▸ Task directions
Extract every line from the records below that contains the word "HouseAge".

▸ Data section
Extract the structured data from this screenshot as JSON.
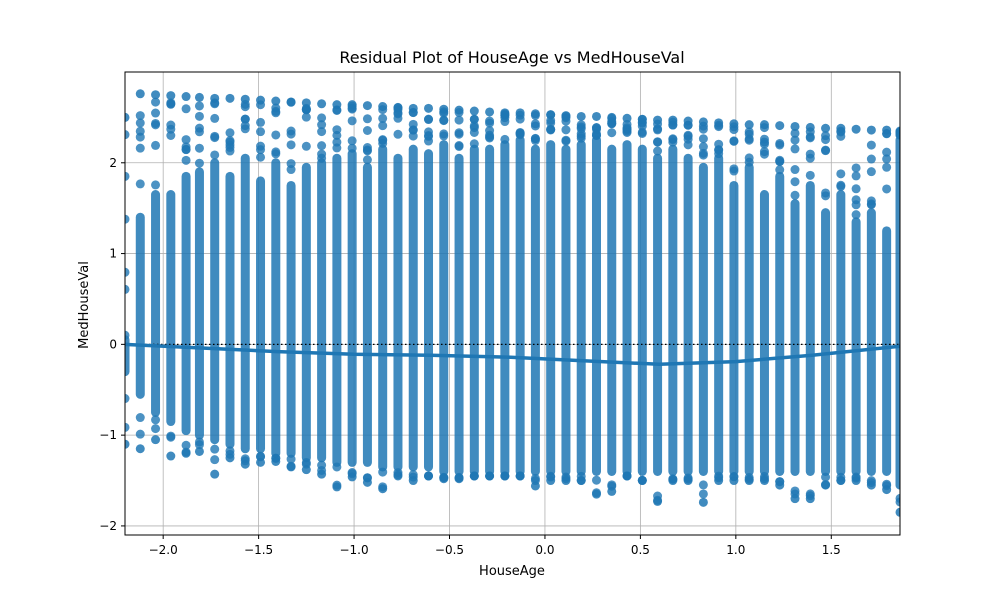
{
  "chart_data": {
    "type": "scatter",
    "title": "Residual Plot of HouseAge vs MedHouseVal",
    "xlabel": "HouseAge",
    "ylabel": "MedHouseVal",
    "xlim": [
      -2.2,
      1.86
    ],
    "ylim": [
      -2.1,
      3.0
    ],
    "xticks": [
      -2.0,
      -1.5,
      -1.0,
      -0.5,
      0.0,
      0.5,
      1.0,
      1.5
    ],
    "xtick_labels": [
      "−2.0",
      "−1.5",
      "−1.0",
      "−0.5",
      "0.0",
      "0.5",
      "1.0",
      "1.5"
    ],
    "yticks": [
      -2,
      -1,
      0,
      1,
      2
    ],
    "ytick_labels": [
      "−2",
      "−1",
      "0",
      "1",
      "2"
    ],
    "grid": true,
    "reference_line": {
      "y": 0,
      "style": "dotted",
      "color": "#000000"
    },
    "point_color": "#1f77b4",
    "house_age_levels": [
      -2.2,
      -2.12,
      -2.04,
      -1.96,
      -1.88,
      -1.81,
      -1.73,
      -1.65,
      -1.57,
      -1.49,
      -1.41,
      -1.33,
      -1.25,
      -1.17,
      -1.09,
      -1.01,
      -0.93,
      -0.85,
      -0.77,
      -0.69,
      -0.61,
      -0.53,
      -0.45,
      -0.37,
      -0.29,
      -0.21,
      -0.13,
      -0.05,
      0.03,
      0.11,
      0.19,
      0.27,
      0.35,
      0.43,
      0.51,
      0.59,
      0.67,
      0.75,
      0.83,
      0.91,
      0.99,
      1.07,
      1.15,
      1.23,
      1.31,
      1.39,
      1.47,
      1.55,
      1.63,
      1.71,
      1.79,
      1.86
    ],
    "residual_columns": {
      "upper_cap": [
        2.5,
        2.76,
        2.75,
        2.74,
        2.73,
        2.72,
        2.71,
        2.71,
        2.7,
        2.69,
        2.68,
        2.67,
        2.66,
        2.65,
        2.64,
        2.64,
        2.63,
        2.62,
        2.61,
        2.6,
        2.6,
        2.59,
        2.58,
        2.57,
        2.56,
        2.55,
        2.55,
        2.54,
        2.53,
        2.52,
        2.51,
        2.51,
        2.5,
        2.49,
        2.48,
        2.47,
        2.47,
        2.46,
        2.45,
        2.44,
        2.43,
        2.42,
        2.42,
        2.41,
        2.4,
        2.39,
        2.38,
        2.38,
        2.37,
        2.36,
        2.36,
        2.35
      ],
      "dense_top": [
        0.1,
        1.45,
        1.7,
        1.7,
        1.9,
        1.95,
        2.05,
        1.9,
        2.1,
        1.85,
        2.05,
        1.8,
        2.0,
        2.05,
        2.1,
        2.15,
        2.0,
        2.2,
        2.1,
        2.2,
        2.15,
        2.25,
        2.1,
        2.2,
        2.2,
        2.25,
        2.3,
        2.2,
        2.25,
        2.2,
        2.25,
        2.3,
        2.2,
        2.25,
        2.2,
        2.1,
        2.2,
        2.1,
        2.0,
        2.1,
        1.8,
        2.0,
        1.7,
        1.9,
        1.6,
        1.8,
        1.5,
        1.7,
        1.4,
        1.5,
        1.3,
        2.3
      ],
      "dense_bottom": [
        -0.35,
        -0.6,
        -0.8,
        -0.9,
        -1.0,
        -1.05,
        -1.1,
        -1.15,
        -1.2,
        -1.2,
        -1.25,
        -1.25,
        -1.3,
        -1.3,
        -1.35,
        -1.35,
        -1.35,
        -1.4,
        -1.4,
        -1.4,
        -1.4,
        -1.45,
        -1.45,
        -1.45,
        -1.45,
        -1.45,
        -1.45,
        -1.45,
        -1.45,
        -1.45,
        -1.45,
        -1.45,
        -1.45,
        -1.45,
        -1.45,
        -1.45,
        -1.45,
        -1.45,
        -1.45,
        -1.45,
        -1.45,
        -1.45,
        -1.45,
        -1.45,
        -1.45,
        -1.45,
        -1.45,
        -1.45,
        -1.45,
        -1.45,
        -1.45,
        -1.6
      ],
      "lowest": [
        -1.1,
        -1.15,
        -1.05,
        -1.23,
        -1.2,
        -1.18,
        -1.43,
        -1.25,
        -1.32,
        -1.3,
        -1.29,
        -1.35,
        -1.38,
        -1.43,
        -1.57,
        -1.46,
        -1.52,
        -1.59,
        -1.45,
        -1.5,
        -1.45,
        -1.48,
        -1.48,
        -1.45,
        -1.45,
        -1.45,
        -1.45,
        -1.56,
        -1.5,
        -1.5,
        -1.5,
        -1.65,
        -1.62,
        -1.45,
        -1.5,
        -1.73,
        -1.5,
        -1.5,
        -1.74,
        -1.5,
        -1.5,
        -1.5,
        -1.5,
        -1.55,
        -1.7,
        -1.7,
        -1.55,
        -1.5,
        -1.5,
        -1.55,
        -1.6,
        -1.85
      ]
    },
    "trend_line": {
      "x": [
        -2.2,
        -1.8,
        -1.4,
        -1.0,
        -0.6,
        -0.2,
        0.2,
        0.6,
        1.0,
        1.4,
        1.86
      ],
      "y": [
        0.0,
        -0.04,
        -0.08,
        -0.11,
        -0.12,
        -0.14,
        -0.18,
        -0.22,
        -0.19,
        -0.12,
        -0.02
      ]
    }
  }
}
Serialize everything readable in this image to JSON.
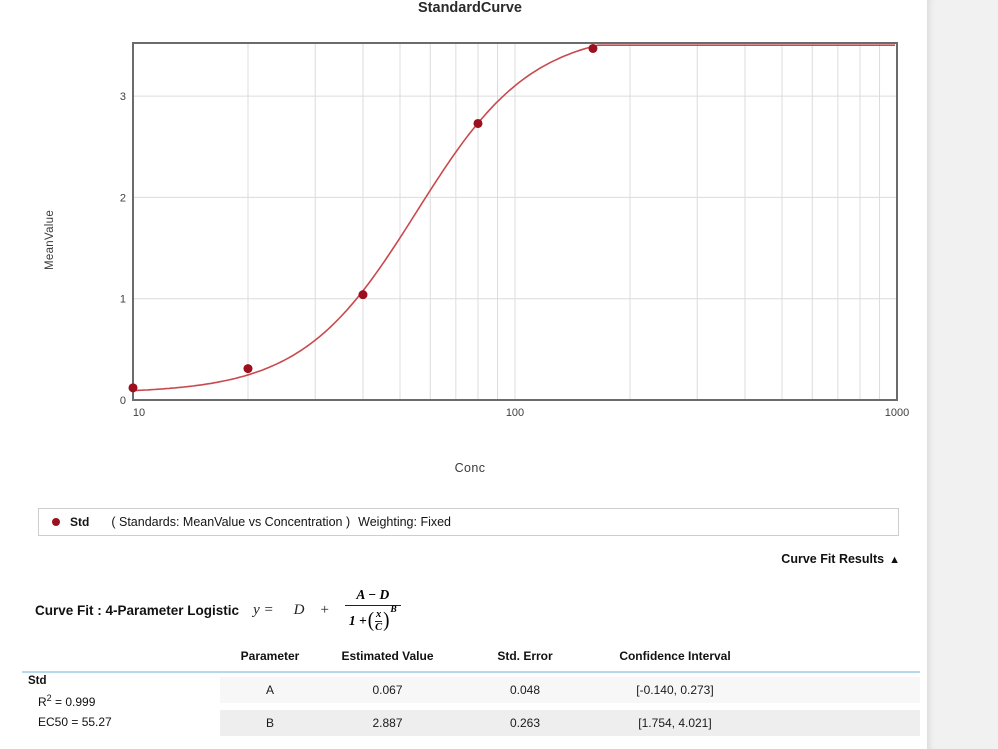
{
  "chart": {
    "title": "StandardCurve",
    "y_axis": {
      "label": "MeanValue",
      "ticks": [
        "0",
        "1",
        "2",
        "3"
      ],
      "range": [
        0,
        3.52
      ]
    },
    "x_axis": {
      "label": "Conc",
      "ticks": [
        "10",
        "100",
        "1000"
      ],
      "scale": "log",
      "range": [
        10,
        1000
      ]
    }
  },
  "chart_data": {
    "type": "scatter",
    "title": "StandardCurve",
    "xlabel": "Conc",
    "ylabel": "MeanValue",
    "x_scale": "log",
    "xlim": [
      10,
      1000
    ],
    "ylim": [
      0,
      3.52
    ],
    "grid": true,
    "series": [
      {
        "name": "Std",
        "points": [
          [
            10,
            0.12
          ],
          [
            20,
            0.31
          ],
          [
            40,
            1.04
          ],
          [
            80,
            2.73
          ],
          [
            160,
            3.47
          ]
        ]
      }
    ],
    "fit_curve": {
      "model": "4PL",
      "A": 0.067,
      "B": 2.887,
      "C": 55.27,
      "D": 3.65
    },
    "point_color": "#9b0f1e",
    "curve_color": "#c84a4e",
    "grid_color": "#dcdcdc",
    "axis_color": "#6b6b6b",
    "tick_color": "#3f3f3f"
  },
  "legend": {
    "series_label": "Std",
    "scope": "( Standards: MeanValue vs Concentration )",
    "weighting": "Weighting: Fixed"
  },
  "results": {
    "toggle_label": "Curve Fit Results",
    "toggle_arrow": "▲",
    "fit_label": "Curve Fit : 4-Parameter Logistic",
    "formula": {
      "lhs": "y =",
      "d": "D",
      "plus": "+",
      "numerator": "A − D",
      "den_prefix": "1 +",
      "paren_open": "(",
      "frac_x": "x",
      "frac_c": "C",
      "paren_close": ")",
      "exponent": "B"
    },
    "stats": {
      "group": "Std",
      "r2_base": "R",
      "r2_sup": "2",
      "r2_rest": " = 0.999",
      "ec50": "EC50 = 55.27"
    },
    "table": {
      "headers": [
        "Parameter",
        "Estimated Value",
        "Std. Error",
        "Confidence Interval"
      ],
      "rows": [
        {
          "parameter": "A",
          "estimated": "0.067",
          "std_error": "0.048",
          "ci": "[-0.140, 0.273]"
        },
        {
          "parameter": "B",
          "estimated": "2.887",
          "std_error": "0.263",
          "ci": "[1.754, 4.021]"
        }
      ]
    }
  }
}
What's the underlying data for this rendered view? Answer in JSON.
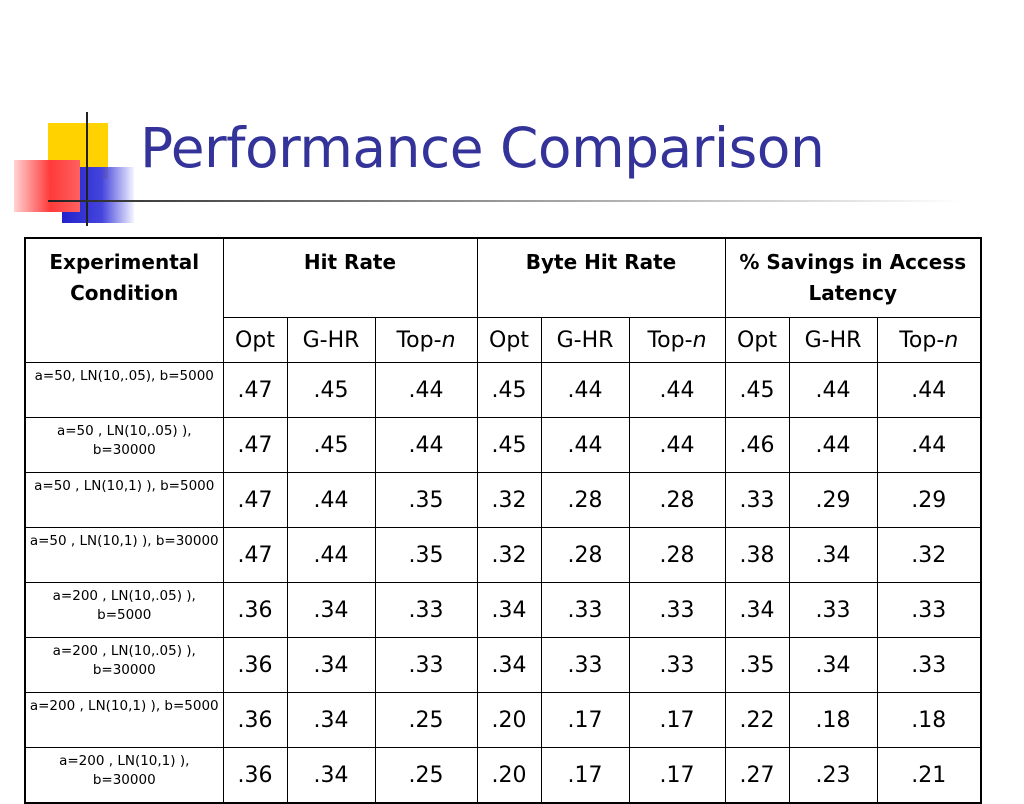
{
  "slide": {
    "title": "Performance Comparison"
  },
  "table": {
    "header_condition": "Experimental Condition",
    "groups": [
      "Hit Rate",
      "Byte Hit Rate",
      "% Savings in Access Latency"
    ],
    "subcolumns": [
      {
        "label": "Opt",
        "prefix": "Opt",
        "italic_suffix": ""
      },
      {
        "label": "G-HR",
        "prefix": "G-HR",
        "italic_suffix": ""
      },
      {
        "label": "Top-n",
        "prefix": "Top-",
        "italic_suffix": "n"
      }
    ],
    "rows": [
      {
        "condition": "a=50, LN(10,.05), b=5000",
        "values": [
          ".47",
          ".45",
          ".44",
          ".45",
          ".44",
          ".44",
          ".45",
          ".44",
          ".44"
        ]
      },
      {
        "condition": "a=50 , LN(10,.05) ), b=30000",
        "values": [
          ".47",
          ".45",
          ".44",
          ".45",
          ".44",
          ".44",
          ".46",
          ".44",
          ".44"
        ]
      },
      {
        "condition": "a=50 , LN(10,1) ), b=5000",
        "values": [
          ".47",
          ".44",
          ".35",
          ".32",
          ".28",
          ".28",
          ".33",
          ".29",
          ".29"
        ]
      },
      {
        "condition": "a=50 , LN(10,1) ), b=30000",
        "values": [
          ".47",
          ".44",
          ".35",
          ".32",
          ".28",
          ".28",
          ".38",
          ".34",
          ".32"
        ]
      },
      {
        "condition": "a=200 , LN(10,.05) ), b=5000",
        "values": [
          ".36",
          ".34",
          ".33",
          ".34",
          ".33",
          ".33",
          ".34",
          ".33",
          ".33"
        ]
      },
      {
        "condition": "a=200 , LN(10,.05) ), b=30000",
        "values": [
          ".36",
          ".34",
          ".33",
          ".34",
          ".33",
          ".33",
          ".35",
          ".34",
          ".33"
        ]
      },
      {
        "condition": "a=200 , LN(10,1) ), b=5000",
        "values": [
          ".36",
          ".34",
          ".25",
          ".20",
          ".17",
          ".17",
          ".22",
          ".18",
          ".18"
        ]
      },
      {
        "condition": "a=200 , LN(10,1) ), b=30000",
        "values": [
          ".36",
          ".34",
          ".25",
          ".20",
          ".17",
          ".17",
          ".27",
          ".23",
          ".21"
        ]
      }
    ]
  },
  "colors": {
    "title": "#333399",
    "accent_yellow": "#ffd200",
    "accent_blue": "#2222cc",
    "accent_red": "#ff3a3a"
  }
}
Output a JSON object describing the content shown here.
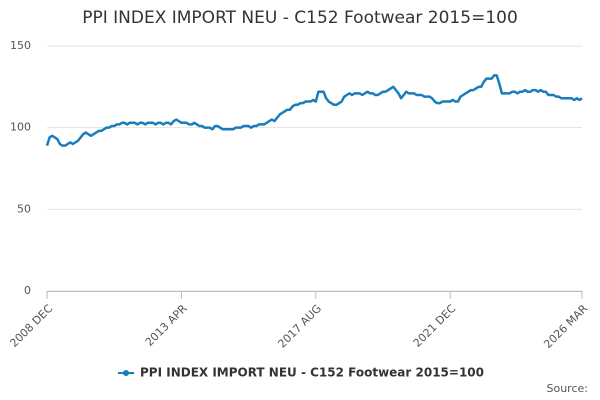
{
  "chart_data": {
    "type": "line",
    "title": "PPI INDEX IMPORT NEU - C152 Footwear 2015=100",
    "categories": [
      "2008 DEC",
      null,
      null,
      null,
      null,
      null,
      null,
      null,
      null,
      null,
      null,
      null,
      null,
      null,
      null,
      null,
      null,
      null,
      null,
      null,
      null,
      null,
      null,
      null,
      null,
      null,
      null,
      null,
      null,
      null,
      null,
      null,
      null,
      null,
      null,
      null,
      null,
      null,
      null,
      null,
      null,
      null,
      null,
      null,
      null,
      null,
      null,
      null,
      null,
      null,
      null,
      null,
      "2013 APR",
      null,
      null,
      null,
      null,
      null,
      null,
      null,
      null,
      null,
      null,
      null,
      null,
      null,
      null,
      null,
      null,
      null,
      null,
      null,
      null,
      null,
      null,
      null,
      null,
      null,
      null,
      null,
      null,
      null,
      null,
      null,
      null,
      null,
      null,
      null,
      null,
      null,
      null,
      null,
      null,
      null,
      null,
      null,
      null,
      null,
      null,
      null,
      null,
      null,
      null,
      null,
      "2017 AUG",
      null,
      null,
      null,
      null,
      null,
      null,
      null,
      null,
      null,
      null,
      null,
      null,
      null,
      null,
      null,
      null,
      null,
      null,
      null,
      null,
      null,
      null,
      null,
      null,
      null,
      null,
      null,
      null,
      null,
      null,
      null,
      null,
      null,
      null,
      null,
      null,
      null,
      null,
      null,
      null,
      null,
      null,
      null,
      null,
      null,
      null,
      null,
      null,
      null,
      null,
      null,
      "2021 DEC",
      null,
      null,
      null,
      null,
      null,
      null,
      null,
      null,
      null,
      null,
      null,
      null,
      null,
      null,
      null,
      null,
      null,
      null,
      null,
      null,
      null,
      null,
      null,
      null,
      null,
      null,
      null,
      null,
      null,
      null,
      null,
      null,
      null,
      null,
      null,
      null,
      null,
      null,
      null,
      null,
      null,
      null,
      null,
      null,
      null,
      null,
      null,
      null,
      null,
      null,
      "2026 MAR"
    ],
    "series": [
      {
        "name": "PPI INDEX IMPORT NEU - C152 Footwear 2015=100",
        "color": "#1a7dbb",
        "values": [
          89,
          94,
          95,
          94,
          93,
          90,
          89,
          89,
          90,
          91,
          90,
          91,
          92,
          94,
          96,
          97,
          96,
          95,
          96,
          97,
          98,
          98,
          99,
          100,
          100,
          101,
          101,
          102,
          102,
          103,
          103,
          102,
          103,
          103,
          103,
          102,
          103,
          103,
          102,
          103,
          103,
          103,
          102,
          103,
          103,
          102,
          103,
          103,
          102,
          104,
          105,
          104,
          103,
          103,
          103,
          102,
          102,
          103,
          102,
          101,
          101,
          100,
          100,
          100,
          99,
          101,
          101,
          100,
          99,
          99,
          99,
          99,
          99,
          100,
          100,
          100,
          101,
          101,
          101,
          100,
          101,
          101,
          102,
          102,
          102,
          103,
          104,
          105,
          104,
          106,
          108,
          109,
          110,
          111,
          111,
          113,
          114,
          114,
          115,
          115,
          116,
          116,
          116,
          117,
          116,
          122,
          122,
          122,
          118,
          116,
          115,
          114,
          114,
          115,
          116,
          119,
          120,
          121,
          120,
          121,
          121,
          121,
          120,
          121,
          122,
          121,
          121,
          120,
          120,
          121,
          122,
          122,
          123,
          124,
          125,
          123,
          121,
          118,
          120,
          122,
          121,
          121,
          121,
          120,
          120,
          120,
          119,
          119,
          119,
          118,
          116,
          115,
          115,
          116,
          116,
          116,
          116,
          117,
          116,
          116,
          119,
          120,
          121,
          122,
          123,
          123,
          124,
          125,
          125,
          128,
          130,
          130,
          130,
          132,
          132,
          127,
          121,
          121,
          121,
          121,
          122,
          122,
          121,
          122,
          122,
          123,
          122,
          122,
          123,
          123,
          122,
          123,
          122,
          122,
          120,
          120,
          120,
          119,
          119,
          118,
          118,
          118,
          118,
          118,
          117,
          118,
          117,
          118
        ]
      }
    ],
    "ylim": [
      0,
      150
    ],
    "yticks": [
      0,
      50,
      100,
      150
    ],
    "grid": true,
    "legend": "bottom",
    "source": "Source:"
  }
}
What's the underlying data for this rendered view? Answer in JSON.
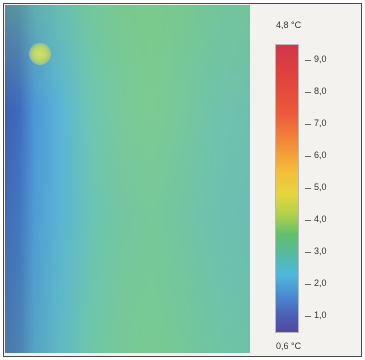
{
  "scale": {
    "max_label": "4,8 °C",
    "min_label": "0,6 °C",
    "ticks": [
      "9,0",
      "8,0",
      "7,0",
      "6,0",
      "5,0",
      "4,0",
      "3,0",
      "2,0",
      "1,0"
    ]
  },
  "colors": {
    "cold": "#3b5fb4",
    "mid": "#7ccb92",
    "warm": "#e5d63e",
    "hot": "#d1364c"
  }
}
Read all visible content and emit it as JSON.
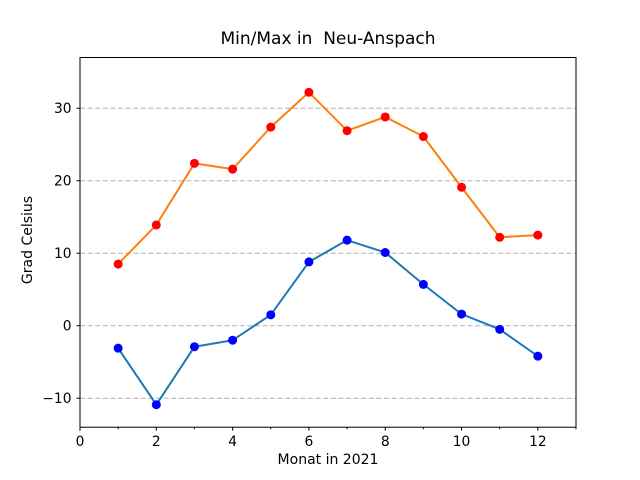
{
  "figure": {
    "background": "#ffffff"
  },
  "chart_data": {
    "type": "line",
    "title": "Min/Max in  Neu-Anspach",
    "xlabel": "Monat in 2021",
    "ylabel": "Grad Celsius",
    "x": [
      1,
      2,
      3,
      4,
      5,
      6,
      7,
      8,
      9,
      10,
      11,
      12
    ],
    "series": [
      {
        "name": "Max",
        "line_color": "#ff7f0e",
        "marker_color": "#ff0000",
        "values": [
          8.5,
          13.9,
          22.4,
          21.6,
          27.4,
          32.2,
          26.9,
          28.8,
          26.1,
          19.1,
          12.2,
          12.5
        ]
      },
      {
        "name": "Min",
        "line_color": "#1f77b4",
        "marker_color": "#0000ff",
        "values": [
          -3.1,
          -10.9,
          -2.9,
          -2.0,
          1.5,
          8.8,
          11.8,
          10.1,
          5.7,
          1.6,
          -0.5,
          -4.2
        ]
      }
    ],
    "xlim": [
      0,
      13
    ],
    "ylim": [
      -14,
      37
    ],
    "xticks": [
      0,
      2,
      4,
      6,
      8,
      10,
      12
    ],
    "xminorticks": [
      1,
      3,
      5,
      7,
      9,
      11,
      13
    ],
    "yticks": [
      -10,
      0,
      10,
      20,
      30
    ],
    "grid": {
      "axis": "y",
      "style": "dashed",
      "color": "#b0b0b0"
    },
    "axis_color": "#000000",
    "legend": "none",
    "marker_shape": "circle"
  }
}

▸ Response to the task
    "title": "Residual Plot of HouseAge vs MedHouseVal",
    "xlabel": "HouseAge",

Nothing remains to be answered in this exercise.